TASK REQUIREMENTS: Reproduce the following lines verbatim, every one from first to last, without changing any character.
[START OF INPUT RECORDS]
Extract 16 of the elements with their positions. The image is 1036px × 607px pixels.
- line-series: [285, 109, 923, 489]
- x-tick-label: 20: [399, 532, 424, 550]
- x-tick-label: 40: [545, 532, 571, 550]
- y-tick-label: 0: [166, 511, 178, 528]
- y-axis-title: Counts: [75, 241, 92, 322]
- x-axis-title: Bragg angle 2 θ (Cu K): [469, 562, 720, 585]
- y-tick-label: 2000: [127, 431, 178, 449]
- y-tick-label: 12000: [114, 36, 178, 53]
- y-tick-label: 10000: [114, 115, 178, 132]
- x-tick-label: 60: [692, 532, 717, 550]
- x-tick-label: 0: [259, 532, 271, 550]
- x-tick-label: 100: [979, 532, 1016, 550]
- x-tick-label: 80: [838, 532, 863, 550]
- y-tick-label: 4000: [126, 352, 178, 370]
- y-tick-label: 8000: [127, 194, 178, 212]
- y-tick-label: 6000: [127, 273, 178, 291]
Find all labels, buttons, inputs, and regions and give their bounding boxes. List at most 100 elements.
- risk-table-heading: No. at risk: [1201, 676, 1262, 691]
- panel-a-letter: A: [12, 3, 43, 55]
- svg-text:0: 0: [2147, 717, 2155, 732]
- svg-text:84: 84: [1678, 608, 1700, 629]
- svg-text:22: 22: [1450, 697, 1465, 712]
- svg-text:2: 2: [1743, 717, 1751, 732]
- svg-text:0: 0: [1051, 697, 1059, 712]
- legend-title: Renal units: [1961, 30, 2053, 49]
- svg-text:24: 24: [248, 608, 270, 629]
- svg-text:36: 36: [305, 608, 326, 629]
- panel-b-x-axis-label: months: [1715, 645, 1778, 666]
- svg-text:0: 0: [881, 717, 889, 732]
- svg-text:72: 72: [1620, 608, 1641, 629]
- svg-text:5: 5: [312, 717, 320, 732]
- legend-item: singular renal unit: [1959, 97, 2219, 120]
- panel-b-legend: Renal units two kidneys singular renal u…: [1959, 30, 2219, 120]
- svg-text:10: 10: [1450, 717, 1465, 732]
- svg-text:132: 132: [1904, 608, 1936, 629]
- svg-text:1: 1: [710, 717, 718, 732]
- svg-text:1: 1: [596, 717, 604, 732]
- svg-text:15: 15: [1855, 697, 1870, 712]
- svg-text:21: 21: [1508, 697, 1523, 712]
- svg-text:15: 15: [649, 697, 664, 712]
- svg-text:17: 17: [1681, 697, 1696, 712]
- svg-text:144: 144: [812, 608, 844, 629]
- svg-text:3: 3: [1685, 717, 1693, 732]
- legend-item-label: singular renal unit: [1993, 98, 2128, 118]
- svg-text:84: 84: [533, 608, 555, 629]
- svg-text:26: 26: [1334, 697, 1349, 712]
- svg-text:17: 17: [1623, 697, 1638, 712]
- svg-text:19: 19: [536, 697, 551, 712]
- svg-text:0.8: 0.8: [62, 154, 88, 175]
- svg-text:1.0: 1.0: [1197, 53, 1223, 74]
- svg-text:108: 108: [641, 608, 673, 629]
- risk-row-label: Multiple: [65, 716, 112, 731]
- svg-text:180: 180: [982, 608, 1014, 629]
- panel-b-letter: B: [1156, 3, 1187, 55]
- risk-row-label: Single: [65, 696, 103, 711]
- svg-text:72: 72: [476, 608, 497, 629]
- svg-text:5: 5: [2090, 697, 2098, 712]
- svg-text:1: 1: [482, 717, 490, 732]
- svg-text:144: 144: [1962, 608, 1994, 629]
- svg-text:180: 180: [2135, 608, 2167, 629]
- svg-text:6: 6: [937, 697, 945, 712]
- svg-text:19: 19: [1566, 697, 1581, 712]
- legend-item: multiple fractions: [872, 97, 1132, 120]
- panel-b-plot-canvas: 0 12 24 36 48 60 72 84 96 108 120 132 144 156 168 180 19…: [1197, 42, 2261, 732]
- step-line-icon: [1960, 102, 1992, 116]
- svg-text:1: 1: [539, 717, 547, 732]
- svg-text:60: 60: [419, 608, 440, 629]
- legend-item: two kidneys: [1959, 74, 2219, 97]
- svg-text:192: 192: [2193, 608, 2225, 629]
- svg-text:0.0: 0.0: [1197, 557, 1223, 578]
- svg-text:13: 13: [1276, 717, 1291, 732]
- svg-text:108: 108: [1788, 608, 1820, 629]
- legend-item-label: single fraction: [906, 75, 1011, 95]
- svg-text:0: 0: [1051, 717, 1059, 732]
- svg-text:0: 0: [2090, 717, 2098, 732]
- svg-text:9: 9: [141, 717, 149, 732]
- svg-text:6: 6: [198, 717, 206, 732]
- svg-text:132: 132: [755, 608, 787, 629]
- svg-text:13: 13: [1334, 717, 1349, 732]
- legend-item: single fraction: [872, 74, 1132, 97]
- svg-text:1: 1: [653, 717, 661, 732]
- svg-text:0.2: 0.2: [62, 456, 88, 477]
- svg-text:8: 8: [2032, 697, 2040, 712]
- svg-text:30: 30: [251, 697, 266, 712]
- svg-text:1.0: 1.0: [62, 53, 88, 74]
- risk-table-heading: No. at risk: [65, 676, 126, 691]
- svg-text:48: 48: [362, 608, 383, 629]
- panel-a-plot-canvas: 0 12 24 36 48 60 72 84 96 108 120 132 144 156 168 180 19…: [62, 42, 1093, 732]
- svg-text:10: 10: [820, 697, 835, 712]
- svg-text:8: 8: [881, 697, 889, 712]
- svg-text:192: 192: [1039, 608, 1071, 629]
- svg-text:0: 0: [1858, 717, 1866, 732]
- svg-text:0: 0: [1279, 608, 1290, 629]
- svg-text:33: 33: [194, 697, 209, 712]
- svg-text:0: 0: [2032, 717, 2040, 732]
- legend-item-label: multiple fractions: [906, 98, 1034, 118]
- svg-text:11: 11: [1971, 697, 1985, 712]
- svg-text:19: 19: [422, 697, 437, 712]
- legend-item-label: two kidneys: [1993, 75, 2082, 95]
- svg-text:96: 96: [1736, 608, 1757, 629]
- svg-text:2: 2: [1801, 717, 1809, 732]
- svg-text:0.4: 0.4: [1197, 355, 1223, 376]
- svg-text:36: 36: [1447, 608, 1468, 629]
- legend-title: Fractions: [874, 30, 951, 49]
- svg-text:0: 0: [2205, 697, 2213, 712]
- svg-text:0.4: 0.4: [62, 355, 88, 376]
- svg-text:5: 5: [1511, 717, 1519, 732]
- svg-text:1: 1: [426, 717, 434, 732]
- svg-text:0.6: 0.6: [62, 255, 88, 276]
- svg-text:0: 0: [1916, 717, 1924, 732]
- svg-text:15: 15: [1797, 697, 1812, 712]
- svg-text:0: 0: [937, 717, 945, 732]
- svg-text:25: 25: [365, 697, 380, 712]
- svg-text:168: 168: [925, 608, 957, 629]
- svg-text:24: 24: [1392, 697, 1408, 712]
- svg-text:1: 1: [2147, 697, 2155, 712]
[END OF INPUT RECORDS]
SOLUTION FOR THIS TASK:
Extract 16 of the elements with their positions. The image is 1036px × 607px pixels.
- line-series: [285, 109, 923, 489]
- x-tick-label: 20: [399, 532, 424, 550]
- x-tick-label: 40: [545, 532, 571, 550]
- y-tick-label: 0: [166, 511, 178, 528]
- y-axis-title: Counts: [75, 241, 92, 322]
- x-axis-title: Bragg angle 2 θ (Cu K): [469, 562, 720, 585]
- y-tick-label: 2000: [127, 431, 178, 449]
- y-tick-label: 12000: [114, 36, 178, 53]
- y-tick-label: 10000: [114, 115, 178, 132]
- x-tick-label: 60: [692, 532, 717, 550]
- x-tick-label: 0: [259, 532, 271, 550]
- x-tick-label: 100: [979, 532, 1016, 550]
- x-tick-label: 80: [838, 532, 863, 550]
- y-tick-label: 4000: [126, 352, 178, 370]
- y-tick-label: 8000: [127, 194, 178, 212]
- y-tick-label: 6000: [127, 273, 178, 291]
Find all labels, buttons, inputs, and regions and give their bounding boxes. List at most 100 elements.
- risk-table-heading: No. at risk: [1201, 676, 1262, 691]
- panel-a-letter: A: [12, 3, 43, 55]
- svg-text:0: 0: [2147, 717, 2155, 732]
- svg-text:84: 84: [1678, 608, 1700, 629]
- svg-text:22: 22: [1450, 697, 1465, 712]
- svg-text:2: 2: [1743, 717, 1751, 732]
- svg-text:0: 0: [1051, 697, 1059, 712]
- legend-title: Renal units: [1961, 30, 2053, 49]
- svg-text:24: 24: [248, 608, 270, 629]
- svg-text:36: 36: [305, 608, 326, 629]
- panel-b-x-axis-label: months: [1715, 645, 1778, 666]
- svg-text:0: 0: [881, 717, 889, 732]
- svg-text:72: 72: [1620, 608, 1641, 629]
- svg-text:5: 5: [312, 717, 320, 732]
- legend-item: singular renal unit: [1959, 97, 2219, 120]
- panel-b-legend: Renal units two kidneys singular renal u…: [1959, 30, 2219, 120]
- svg-text:10: 10: [1450, 717, 1465, 732]
- svg-text:132: 132: [1904, 608, 1936, 629]
- svg-text:1: 1: [710, 717, 718, 732]
- svg-text:1: 1: [596, 717, 604, 732]
- svg-text:15: 15: [1855, 697, 1870, 712]
- svg-text:21: 21: [1508, 697, 1523, 712]
- svg-text:15: 15: [649, 697, 664, 712]
- svg-text:17: 17: [1681, 697, 1696, 712]
- svg-text:144: 144: [812, 608, 844, 629]
- svg-text:3: 3: [1685, 717, 1693, 732]
- legend-item-label: singular renal unit: [1993, 98, 2128, 118]
- svg-text:84: 84: [533, 608, 555, 629]
- svg-text:26: 26: [1334, 697, 1349, 712]
- svg-text:17: 17: [1623, 697, 1638, 712]
- svg-text:19: 19: [536, 697, 551, 712]
- svg-text:0.8: 0.8: [62, 154, 88, 175]
- svg-text:1.0: 1.0: [1197, 53, 1223, 74]
- svg-text:108: 108: [641, 608, 673, 629]
- risk-row-label: Multiple: [65, 716, 112, 731]
- svg-text:180: 180: [982, 608, 1014, 629]
- panel-b-letter: B: [1156, 3, 1187, 55]
- risk-row-label: Single: [65, 696, 103, 711]
- svg-text:72: 72: [476, 608, 497, 629]
- svg-text:5: 5: [2090, 697, 2098, 712]
- svg-text:1: 1: [482, 717, 490, 732]
- svg-text:144: 144: [1962, 608, 1994, 629]
- svg-text:180: 180: [2135, 608, 2167, 629]
- svg-text:6: 6: [937, 697, 945, 712]
- svg-text:19: 19: [1566, 697, 1581, 712]
- legend-item: multiple fractions: [872, 97, 1132, 120]
- panel-b-plot-canvas: 0 12 24 36 48 60 72 84 96 108 120 132 144 156 168 180 19…: [1197, 42, 2261, 732]
- step-line-icon: [1960, 102, 1992, 116]
- svg-text:1: 1: [539, 717, 547, 732]
- svg-text:60: 60: [419, 608, 440, 629]
- legend-item: two kidneys: [1959, 74, 2219, 97]
- svg-text:192: 192: [2193, 608, 2225, 629]
- svg-text:0.0: 0.0: [1197, 557, 1223, 578]
- svg-text:13: 13: [1276, 717, 1291, 732]
- svg-text:108: 108: [1788, 608, 1820, 629]
- legend-item-label: single fraction: [906, 75, 1011, 95]
- svg-text:0: 0: [1051, 717, 1059, 732]
- svg-text:0: 0: [2090, 717, 2098, 732]
- svg-text:9: 9: [141, 717, 149, 732]
- svg-text:6: 6: [198, 717, 206, 732]
- svg-text:132: 132: [755, 608, 787, 629]
- svg-text:13: 13: [1334, 717, 1349, 732]
- legend-item: single fraction: [872, 74, 1132, 97]
- svg-text:1: 1: [653, 717, 661, 732]
- svg-text:0.2: 0.2: [62, 456, 88, 477]
- svg-text:8: 8: [2032, 697, 2040, 712]
- svg-text:30: 30: [251, 697, 266, 712]
- svg-text:1.0: 1.0: [62, 53, 88, 74]
- risk-table-heading: No. at risk: [65, 676, 126, 691]
- svg-text:48: 48: [362, 608, 383, 629]
- panel-a-plot-canvas: 0 12 24 36 48 60 72 84 96 108 120 132 144 156 168 180 19…: [62, 42, 1093, 732]
- svg-text:10: 10: [820, 697, 835, 712]
- svg-text:8: 8: [881, 697, 889, 712]
- svg-text:192: 192: [1039, 608, 1071, 629]
- svg-text:0: 0: [1858, 717, 1866, 732]
- svg-text:0: 0: [1279, 608, 1290, 629]
- svg-text:33: 33: [194, 697, 209, 712]
- svg-text:0: 0: [2032, 717, 2040, 732]
- legend-item-label: multiple fractions: [906, 98, 1034, 118]
- svg-text:11: 11: [1971, 697, 1985, 712]
- svg-text:19: 19: [422, 697, 437, 712]
- legend-item-label: two kidneys: [1993, 75, 2082, 95]
- svg-text:96: 96: [1736, 608, 1757, 629]
- svg-text:2: 2: [1801, 717, 1809, 732]
- svg-text:0.4: 0.4: [1197, 355, 1223, 376]
- svg-text:36: 36: [1447, 608, 1468, 629]
- legend-title: Fractions: [874, 30, 951, 49]
- svg-text:0: 0: [2205, 697, 2213, 712]
- svg-text:0.4: 0.4: [62, 355, 88, 376]
- svg-text:5: 5: [1511, 717, 1519, 732]
- svg-text:1: 1: [426, 717, 434, 732]
- svg-text:0.6: 0.6: [62, 255, 88, 276]
- svg-text:0: 0: [1916, 717, 1924, 732]
- svg-text:15: 15: [1797, 697, 1812, 712]
- svg-text:0: 0: [937, 717, 945, 732]
- svg-text:25: 25: [365, 697, 380, 712]
- svg-text:168: 168: [925, 608, 957, 629]
- svg-text:24: 24: [1392, 697, 1408, 712]
- svg-text:1: 1: [2147, 697, 2155, 712]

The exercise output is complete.